## WORK TO COMPLETE
Sort through the data and copy the lines holding the word "оплачиваемых".

## TASK MATERIAL
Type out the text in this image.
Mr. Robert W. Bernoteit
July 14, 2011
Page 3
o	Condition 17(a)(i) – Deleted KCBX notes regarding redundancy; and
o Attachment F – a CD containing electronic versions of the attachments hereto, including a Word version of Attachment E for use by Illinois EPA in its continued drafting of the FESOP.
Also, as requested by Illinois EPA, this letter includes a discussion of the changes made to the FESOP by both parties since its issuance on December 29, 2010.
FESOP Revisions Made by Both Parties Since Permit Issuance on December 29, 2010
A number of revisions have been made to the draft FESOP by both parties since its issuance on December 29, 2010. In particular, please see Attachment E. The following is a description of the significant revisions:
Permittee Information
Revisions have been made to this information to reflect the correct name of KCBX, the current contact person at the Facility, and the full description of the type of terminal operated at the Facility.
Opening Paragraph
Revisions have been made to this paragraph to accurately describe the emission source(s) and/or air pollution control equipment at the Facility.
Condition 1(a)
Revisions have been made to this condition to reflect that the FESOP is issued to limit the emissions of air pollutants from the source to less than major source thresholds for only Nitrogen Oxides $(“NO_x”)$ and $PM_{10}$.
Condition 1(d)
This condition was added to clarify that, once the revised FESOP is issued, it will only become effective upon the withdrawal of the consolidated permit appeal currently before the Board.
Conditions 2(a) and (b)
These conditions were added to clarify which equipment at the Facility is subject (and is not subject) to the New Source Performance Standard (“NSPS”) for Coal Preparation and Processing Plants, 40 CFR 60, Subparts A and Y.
* * *
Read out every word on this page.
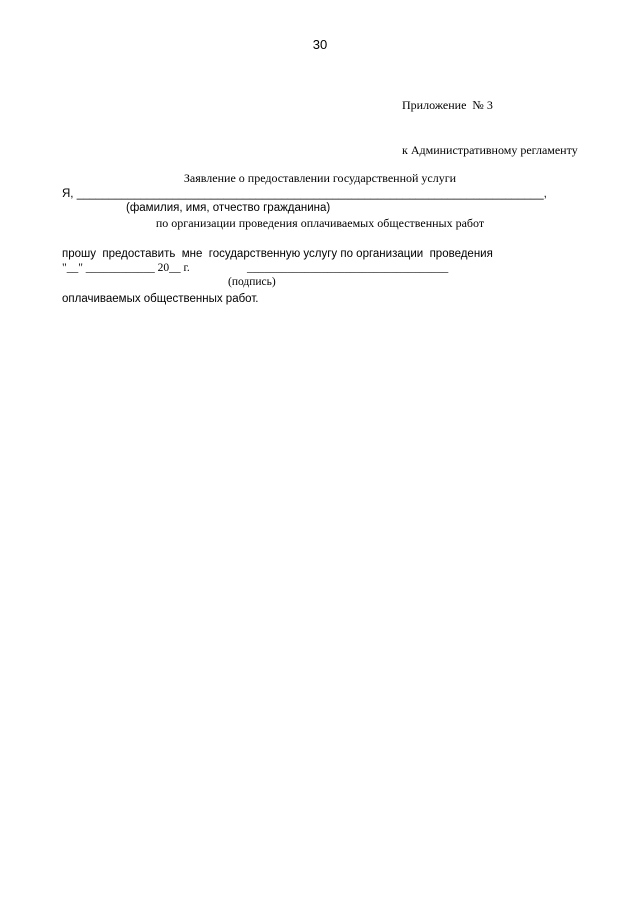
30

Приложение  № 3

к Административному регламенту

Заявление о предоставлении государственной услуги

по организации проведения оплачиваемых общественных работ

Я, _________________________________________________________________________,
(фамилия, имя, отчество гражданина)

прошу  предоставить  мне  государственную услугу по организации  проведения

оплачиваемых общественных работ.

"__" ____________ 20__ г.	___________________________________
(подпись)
==
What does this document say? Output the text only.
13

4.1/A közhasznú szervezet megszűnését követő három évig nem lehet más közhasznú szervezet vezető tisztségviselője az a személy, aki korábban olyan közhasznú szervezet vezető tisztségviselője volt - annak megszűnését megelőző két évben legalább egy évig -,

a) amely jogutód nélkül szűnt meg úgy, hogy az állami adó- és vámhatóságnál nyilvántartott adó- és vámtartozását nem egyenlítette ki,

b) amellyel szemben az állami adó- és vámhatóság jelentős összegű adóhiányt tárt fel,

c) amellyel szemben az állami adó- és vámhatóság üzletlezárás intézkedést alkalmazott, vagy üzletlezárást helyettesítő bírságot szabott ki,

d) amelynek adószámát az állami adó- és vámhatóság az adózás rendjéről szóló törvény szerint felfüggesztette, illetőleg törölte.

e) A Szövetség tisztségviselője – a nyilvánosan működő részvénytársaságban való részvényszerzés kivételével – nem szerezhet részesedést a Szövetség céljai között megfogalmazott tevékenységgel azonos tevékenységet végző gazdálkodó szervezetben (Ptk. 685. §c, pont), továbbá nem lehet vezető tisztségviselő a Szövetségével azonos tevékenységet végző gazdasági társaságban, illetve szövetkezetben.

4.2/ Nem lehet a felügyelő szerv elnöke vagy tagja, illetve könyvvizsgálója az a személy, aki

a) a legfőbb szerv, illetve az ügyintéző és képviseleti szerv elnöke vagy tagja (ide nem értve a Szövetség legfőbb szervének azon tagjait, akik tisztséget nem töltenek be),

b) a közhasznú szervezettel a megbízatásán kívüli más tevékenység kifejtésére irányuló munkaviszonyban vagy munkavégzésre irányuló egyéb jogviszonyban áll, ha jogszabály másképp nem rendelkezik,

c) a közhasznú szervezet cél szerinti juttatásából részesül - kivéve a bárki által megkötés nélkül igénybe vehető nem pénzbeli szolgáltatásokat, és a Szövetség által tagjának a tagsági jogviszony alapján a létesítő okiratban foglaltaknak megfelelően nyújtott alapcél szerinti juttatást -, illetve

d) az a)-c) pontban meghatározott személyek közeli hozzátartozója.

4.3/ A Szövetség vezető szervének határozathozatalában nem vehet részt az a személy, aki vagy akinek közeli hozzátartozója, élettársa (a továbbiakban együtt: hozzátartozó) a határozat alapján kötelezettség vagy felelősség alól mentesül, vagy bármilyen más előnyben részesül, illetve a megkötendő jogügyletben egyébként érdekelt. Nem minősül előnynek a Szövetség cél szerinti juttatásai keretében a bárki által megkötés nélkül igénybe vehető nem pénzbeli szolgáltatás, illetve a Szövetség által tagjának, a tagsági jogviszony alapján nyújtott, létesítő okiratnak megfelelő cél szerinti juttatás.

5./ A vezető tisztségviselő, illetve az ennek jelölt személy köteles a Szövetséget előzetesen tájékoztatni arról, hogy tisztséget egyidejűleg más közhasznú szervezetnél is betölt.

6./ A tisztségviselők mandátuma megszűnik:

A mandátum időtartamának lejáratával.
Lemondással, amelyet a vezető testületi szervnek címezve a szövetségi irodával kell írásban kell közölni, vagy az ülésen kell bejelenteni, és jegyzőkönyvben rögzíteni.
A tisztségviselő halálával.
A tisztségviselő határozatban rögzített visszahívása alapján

## FINISHED TASK
по организации проведения оплачиваемых общественных работ
оплачиваемых общественных работ.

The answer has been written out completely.